**TASK GOAL**: Seek out every line containing the word "문헌정보", and copy each.

**INFORMATION PROVIDED**:

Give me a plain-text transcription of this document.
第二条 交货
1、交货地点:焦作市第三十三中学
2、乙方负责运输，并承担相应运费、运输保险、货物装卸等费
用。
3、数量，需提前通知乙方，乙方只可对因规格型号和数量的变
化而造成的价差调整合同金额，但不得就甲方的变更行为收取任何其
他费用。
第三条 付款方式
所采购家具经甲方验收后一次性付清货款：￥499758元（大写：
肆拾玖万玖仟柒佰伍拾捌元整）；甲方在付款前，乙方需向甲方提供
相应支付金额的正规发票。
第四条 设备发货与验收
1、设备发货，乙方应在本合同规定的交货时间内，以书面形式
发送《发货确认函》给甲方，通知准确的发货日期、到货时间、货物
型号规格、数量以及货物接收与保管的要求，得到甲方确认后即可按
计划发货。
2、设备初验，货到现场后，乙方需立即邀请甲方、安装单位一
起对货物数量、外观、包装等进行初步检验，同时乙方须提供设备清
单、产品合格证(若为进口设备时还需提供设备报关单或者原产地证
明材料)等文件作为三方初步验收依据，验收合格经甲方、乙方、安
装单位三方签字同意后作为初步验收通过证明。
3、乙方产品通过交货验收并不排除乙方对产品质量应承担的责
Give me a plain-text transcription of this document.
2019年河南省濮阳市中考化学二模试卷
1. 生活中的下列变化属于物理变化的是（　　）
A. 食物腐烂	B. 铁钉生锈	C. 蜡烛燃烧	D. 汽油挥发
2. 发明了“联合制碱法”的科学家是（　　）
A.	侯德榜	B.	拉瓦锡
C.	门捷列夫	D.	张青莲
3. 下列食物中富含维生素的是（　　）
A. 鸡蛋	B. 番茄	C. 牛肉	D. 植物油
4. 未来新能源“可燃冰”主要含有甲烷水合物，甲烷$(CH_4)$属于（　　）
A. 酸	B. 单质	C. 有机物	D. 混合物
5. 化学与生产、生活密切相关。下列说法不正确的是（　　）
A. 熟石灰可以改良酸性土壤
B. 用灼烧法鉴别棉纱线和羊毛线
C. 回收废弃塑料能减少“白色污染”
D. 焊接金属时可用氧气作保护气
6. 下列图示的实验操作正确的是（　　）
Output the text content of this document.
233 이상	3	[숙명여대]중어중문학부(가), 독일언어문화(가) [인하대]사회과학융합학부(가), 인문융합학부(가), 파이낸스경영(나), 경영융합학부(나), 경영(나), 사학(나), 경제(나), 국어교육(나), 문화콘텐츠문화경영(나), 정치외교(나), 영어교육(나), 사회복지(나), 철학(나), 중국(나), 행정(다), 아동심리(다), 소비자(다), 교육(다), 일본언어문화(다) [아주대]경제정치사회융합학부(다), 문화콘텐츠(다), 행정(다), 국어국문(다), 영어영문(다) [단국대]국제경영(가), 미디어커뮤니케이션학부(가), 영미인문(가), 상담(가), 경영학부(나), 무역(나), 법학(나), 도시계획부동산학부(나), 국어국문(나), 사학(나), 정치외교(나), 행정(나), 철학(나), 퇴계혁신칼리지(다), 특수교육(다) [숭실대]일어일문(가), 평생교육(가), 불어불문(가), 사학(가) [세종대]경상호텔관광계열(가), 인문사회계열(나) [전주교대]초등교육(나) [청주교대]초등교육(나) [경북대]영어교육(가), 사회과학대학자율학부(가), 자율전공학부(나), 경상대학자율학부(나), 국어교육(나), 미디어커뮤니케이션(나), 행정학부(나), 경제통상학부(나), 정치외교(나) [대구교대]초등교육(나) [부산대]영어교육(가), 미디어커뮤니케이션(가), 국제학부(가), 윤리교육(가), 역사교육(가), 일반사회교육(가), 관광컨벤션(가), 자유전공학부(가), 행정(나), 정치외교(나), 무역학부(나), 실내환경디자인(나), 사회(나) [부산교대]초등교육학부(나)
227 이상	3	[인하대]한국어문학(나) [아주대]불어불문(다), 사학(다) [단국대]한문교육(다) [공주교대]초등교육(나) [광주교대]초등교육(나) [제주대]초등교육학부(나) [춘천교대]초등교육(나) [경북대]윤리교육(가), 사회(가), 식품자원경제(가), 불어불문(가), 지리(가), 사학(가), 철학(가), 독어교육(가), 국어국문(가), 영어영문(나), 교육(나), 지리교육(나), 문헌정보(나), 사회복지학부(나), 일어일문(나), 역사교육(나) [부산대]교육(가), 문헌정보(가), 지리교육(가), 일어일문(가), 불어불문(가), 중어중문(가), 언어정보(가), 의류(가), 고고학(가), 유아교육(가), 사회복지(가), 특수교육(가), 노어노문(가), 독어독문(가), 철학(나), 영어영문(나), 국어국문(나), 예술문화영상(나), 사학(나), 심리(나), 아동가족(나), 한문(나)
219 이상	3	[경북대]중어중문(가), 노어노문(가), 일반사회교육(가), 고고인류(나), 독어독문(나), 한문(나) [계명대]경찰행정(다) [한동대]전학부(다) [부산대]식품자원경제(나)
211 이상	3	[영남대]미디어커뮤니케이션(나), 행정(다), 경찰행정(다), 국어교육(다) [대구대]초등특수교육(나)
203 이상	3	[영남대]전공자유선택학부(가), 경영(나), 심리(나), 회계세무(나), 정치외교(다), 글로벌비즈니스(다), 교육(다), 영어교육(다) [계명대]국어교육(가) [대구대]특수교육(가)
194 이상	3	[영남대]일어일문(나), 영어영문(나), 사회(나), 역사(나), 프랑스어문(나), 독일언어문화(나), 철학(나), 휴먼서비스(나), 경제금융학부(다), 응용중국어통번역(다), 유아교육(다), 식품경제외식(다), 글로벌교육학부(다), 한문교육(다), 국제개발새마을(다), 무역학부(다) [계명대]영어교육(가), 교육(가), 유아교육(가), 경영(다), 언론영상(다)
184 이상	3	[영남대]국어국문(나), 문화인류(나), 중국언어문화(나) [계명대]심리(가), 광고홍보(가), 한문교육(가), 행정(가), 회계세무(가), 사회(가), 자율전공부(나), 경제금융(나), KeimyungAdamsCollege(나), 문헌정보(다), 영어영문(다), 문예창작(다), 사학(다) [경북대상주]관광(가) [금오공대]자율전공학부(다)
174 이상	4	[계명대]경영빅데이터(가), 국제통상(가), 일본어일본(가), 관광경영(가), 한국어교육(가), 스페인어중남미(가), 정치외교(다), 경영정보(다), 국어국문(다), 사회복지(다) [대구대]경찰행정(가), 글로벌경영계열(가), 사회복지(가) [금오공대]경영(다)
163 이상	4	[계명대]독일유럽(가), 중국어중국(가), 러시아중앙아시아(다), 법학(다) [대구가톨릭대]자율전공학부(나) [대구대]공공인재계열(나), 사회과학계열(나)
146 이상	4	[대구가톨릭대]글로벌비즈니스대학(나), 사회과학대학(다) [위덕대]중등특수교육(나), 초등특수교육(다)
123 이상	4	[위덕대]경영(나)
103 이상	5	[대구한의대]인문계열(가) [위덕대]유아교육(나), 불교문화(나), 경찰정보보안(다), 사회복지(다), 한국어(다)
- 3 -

**EXERCISE SOLUTION**:
227 이상	3	[인하대]한국어문학(나) [아주대]불어불문(다), 사학(다) [단국대]한문교육(다) [공주교대]초등교육(나) [광주교대]초등교육(나) [제주대]초등교육학부(나) [춘천교대]초등교육(나) [경북대]윤리교육(가), 사회(가), 식품자원경제(가), 불어불문(가), 지리(가), 사학(가), 철학(가), 독어교육(가), 국어국문(가), 영어영문(나), 교육(나), 지리교육(나), 문헌정보(나), 사회복지학부(나), 일어일문(나), 역사교육(나) [부산대]교육(가), 문헌정보(가), 지리교육(가), 일어일문(가), 불어불문(가), 중어중문(가), 언어정보(가), 의류(가), 고고학(가), 유아교육(가), 사회복지(가), 특수교육(가), 노어노문(가), 독어독문(가), 철학(나), 영어영문(나), 국어국문(나), 예술문화영상(나), 사학(나), 심리(나), 아동가족(나), 한문(나)
184 이상	3	[영남대]국어국문(나), 문화인류(나), 중국언어문화(나) [계명대]심리(가), 광고홍보(가), 한문교육(가), 행정(가), 회계세무(가), 사회(가), 자율전공부(나), 경제금융(나), KeimyungAdamsCollege(나), 문헌정보(다), 영어영문(다), 문예창작(다), 사학(다) [경북대상주]관광(가) [금오공대]자율전공학부(다)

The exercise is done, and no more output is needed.